* [Task details]: Copy out every line in which the string "Sensors" occurs.

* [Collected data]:
-- BEGIN --

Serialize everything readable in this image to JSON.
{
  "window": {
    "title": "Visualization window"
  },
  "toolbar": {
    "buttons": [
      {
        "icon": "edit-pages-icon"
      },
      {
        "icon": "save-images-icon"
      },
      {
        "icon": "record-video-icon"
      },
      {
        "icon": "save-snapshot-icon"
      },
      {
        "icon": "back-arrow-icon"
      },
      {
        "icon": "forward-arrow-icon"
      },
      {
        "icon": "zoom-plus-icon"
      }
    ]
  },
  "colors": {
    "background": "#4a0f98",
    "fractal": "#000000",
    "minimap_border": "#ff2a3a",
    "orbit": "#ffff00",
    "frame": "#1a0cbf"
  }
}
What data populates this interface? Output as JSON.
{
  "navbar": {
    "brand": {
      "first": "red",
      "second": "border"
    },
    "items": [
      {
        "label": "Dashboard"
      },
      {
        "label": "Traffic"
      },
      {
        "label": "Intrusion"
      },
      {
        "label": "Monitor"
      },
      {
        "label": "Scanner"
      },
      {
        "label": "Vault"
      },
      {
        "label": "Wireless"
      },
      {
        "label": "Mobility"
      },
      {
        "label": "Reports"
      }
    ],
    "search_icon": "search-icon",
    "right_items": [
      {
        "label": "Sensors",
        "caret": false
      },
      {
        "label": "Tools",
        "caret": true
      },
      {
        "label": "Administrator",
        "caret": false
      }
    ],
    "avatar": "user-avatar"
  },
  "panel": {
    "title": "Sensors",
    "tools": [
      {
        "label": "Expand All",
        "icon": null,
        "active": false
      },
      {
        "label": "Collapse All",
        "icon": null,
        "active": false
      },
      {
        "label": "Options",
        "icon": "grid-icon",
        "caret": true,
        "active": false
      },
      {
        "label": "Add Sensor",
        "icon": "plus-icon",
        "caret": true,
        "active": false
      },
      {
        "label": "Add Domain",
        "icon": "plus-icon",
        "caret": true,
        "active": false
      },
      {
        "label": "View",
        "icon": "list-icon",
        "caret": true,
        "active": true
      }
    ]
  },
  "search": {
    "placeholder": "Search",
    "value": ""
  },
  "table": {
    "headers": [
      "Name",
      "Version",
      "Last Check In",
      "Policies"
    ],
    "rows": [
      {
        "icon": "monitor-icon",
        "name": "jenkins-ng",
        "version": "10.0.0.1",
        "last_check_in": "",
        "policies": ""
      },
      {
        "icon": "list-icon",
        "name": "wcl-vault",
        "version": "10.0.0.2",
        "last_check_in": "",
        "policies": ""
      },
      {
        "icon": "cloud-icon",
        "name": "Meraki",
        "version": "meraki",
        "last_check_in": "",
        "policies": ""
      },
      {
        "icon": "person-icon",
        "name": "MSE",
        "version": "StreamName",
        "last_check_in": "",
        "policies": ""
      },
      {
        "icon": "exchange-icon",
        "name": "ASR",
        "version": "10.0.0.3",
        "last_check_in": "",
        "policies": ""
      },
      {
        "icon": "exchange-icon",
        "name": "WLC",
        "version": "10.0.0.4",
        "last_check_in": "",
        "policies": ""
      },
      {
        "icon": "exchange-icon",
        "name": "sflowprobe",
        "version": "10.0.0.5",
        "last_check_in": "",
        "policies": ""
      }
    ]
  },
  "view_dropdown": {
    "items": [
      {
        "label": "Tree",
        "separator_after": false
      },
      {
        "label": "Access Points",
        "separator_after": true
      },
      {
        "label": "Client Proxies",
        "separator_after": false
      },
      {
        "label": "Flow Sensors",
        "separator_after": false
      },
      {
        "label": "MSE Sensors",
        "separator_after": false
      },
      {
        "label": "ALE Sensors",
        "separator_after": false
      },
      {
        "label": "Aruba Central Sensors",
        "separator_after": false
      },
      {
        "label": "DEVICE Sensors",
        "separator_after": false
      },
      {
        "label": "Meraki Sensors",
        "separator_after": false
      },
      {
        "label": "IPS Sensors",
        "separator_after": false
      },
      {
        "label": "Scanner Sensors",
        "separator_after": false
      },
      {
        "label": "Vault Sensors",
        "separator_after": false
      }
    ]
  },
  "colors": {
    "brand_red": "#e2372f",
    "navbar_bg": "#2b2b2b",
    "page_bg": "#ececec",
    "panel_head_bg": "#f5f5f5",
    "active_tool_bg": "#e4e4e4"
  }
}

-- END --

* [Answer to this task]:
        "label": "Sensors",
    "title": "Sensors",
        "label": "Flow Sensors",
        "label": "MSE Sensors",
        "label": "ALE Sensors",
        "label": "Aruba Central Sensors",
        "label": "DEVICE Sensors",
        "label": "Meraki Sensors",
        "label": "IPS Sensors",
        "label": "Scanner Sensors",
        "label": "Vault Sensors",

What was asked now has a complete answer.